Exercise goal ::
Retype each entry below, keeping every character the same.

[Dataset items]
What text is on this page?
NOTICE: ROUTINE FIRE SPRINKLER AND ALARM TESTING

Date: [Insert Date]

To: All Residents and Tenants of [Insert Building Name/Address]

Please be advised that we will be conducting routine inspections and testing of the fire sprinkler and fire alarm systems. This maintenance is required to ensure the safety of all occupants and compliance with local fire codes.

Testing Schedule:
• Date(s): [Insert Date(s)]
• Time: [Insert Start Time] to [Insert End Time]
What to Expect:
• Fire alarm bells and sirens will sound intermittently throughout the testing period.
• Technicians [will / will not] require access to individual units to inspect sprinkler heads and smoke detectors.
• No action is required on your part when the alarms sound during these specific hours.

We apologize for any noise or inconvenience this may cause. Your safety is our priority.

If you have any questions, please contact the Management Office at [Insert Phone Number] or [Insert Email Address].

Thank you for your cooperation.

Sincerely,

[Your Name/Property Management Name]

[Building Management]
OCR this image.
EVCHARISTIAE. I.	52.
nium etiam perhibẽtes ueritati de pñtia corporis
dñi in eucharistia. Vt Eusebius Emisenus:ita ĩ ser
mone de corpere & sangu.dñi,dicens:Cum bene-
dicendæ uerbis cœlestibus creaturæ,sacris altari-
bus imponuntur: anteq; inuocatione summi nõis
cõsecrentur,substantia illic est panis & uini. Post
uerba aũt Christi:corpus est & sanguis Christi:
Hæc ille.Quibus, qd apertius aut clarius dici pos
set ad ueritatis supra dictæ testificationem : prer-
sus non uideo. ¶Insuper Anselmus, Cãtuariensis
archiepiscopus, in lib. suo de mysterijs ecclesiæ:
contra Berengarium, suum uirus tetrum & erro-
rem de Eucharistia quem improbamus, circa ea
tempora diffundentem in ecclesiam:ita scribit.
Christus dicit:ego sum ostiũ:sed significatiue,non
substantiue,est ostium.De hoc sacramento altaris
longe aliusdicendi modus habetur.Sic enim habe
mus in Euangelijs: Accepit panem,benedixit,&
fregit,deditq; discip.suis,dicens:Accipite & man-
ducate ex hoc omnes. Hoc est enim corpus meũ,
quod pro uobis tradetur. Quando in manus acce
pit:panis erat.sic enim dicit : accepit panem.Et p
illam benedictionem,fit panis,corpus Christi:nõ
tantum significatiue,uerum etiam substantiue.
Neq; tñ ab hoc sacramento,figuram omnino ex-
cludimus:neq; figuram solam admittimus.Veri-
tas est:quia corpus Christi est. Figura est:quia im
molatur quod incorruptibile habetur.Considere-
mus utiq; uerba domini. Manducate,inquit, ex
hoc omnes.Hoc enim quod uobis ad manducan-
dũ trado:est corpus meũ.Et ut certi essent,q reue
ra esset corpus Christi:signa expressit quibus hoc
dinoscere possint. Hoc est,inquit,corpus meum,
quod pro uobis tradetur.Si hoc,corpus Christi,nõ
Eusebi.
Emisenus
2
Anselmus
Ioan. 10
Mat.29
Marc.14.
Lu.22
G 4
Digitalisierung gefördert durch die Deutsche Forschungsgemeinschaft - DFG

Task output ::
What text is on this page?
NOTICE: ROUTINE FIRE SPRINKLER AND ALARM TESTING

Date: [Insert Date]

To: All Residents and Tenants of [Insert Building Name/Address]

Please be advised that we will be conducting routine inspections and testing of the fire sprinkler and fire alarm systems. This maintenance is required to ensure the safety of all occupants and compliance with local fire codes.

Testing Schedule:
• Date(s): [Insert Date(s)]
• Time: [Insert Start Time] to [Insert End Time]
What to Expect:
• Fire alarm bells and sirens will sound intermittently throughout the testing period.
• Technicians [will / will not] require access to individual units to inspect sprinkler heads and smoke detectors.
• No action is required on your part when the alarms sound during these specific hours.

We apologize for any noise or inconvenience this may cause. Your safety is our priority.

If you have any questions, please contact the Management Office at [Insert Phone Number] or [Insert Email Address].

Thank you for your cooperation.

Sincerely,

[Your Name/Property Management Name]

[Building Management]
OCR this image.
EVCHARISTIAE. I.	52.
nium etiam perhibẽtes ueritati de pñtia corporis
dñi in eucharistia. Vt Eusebius Emisenus:ita ĩ ser
mone de corpere & sangu.dñi,dicens:Cum bene-
dicendæ uerbis cœlestibus creaturæ,sacris altari-
bus imponuntur: anteq; inuocatione summi nõis
cõsecrentur,substantia illic est panis & uini. Post
uerba aũt Christi:corpus est & sanguis Christi:
Hæc ille.Quibus, qd apertius aut clarius dici pos
set ad ueritatis supra dictæ testificationem : prer-
sus non uideo. ¶Insuper Anselmus, Cãtuariensis
archiepiscopus, in lib. suo de mysterijs ecclesiæ:
contra Berengarium, suum uirus tetrum & erro-
rem de Eucharistia quem improbamus, circa ea
tempora diffundentem in ecclesiam:ita scribit.
Christus dicit:ego sum ostiũ:sed significatiue,non
substantiue,est ostium.De hoc sacramento altaris
longe aliusdicendi modus habetur.Sic enim habe
mus in Euangelijs: Accepit panem,benedixit,&
fregit,deditq; discip.suis,dicens:Accipite & man-
ducate ex hoc omnes. Hoc est enim corpus meũ,
quod pro uobis tradetur. Quando in manus acce
pit:panis erat.sic enim dicit : accepit panem.Et p
illam benedictionem,fit panis,corpus Christi:nõ
tantum significatiue,uerum etiam substantiue.
Neq; tñ ab hoc sacramento,figuram omnino ex-
cludimus:neq; figuram solam admittimus.Veri-
tas est:quia corpus Christi est. Figura est:quia im
molatur quod incorruptibile habetur.Considere-
mus utiq; uerba domini. Manducate,inquit, ex
hoc omnes.Hoc enim quod uobis ad manducan-
dũ trado:est corpus meũ.Et ut certi essent,q reue
ra esset corpus Christi:signa expressit quibus hoc
dinoscere possint. Hoc est,inquit,corpus meum,
quod pro uobis tradetur.Si hoc,corpus Christi,nõ
Eusebi.
Emisenus
2
Anselmus
Ioan. 10
Mat.29
Marc.14.
Lu.22
G 4
Digitalisierung gefördert durch die Deutsche Forschungsgemeinschaft - DFG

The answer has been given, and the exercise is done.